* begin Records shown *

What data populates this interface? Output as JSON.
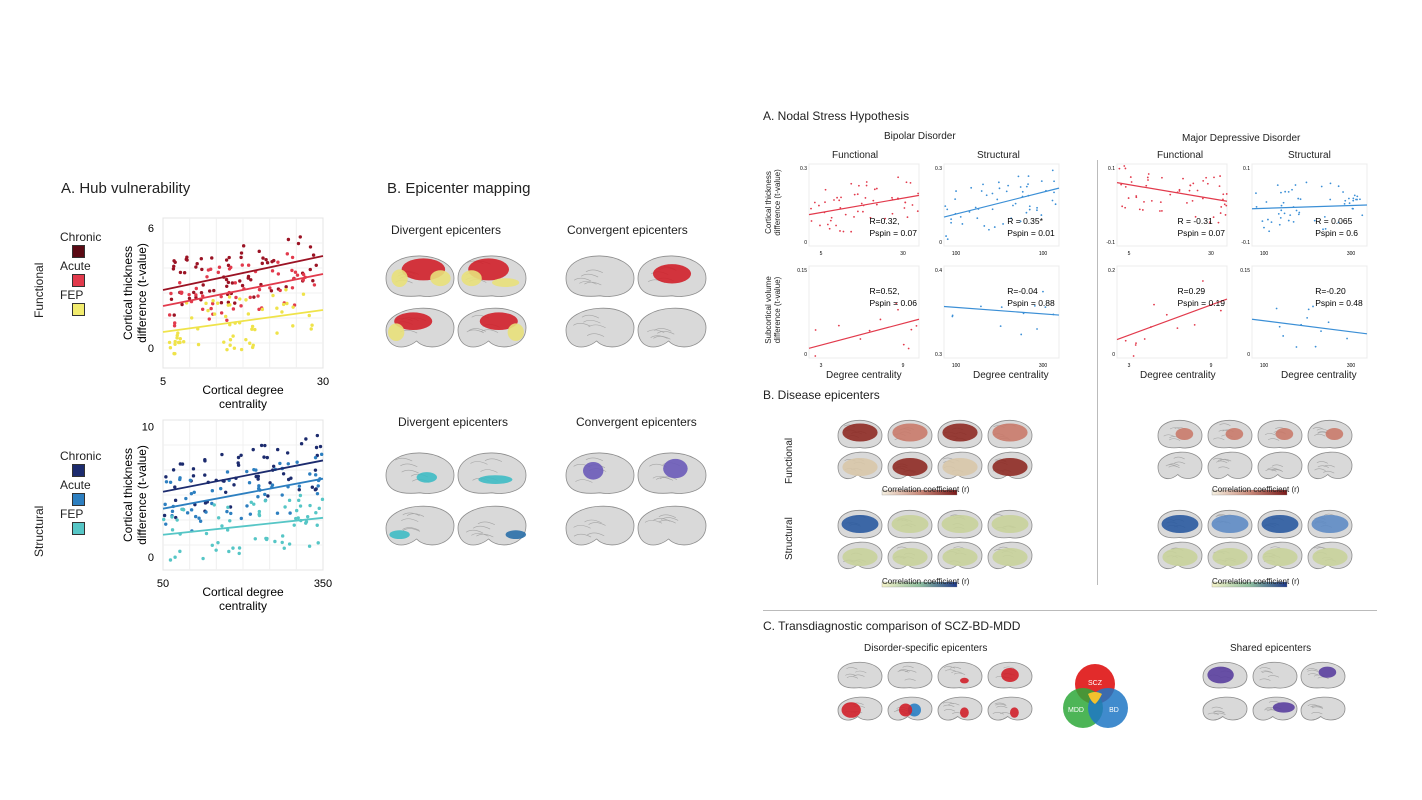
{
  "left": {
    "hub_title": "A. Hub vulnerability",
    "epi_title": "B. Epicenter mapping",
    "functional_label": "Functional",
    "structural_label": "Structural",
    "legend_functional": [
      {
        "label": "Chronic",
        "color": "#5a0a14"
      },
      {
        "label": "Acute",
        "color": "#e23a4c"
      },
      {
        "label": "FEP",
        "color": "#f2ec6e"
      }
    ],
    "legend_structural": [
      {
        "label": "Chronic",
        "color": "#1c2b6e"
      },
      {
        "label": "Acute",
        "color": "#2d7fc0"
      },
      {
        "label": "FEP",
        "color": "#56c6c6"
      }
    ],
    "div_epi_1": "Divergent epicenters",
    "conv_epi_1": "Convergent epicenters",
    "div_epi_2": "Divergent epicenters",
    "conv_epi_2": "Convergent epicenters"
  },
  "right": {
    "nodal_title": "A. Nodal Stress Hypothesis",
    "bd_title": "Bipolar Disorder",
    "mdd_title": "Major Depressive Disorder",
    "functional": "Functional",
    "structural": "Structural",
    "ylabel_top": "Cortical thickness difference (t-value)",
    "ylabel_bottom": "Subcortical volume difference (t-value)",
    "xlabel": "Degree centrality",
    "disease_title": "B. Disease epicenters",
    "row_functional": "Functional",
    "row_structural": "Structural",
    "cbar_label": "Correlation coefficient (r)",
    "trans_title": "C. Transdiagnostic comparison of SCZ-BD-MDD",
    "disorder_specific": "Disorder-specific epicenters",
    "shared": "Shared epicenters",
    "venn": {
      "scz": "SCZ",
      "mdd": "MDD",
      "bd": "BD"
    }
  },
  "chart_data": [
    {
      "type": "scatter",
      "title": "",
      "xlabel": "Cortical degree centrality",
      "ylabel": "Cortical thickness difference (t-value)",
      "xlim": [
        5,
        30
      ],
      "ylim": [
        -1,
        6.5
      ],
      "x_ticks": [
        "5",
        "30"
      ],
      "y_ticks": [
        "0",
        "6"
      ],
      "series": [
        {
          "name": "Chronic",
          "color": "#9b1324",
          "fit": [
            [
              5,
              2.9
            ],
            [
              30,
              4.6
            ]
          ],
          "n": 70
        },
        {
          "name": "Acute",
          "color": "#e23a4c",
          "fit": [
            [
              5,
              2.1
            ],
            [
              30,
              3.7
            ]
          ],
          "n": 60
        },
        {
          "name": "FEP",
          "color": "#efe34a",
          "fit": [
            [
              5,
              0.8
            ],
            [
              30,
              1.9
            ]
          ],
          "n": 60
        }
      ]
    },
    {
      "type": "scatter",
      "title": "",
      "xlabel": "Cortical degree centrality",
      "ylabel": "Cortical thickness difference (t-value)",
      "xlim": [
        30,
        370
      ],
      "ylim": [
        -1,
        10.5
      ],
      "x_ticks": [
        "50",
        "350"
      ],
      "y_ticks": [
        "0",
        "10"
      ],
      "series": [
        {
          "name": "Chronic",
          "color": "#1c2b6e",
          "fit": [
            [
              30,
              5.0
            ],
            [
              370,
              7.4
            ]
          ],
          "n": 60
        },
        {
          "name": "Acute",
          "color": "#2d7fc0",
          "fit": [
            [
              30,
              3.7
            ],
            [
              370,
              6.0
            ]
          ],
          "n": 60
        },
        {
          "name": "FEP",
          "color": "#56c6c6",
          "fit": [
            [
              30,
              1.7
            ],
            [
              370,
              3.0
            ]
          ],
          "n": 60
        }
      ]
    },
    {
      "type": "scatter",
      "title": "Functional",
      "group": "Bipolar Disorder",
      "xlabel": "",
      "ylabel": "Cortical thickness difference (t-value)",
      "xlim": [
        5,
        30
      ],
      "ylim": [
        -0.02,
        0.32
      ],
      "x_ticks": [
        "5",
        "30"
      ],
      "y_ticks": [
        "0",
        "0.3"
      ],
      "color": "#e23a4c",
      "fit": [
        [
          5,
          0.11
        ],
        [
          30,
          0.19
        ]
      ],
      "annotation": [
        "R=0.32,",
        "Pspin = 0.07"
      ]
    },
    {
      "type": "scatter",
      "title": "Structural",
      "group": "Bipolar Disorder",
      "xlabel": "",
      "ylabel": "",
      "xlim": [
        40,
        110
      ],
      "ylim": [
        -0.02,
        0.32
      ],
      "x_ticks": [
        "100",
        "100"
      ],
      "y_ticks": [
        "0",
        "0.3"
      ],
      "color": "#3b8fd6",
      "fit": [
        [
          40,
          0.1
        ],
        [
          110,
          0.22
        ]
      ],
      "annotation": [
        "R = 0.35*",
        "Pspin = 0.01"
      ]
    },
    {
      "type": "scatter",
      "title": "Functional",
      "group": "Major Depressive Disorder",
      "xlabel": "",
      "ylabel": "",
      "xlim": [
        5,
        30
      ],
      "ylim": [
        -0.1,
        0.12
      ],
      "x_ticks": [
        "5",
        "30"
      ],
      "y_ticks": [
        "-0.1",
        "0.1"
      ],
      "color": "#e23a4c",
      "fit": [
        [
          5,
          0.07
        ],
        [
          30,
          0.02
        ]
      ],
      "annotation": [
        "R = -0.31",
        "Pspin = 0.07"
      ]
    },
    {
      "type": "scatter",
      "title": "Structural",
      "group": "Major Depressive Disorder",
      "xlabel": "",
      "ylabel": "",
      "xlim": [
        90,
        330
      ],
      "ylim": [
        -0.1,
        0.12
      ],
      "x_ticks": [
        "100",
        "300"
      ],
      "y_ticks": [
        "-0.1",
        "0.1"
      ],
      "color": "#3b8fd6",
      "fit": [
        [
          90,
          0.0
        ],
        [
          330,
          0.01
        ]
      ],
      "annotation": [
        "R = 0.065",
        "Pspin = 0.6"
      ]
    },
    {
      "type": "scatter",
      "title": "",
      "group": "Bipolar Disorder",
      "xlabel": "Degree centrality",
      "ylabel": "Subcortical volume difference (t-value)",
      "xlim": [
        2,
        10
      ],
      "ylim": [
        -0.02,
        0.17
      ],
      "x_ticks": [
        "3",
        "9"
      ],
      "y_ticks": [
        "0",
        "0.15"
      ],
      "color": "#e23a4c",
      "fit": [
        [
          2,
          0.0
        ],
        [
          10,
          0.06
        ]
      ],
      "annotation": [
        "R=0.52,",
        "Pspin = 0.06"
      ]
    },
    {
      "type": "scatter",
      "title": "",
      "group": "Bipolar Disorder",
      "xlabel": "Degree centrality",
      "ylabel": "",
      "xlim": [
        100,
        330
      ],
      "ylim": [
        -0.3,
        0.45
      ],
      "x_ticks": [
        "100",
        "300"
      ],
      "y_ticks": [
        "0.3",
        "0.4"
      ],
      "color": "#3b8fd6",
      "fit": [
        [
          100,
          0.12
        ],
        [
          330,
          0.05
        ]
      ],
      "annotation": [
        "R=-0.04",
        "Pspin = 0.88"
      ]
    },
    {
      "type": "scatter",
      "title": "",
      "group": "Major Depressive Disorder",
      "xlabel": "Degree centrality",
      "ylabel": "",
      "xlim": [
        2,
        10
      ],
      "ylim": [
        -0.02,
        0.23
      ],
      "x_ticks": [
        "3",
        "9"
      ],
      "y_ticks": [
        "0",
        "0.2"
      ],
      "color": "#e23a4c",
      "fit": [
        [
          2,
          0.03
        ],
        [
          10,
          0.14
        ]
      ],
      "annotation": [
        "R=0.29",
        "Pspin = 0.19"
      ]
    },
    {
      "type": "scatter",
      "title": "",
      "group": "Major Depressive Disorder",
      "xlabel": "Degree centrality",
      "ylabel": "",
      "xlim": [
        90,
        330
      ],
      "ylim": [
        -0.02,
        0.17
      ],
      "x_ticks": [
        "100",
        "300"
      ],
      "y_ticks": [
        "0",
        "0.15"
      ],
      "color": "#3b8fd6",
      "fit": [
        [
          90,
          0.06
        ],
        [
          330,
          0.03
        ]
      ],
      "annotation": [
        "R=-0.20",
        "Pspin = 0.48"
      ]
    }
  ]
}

* end Records shown *

From the listing above, copy all lines holding the word "Divergent".

Answer to the exercise ->
    "div_epi_1": "Divergent epicenters",
    "div_epi_2": "Divergent epicenters",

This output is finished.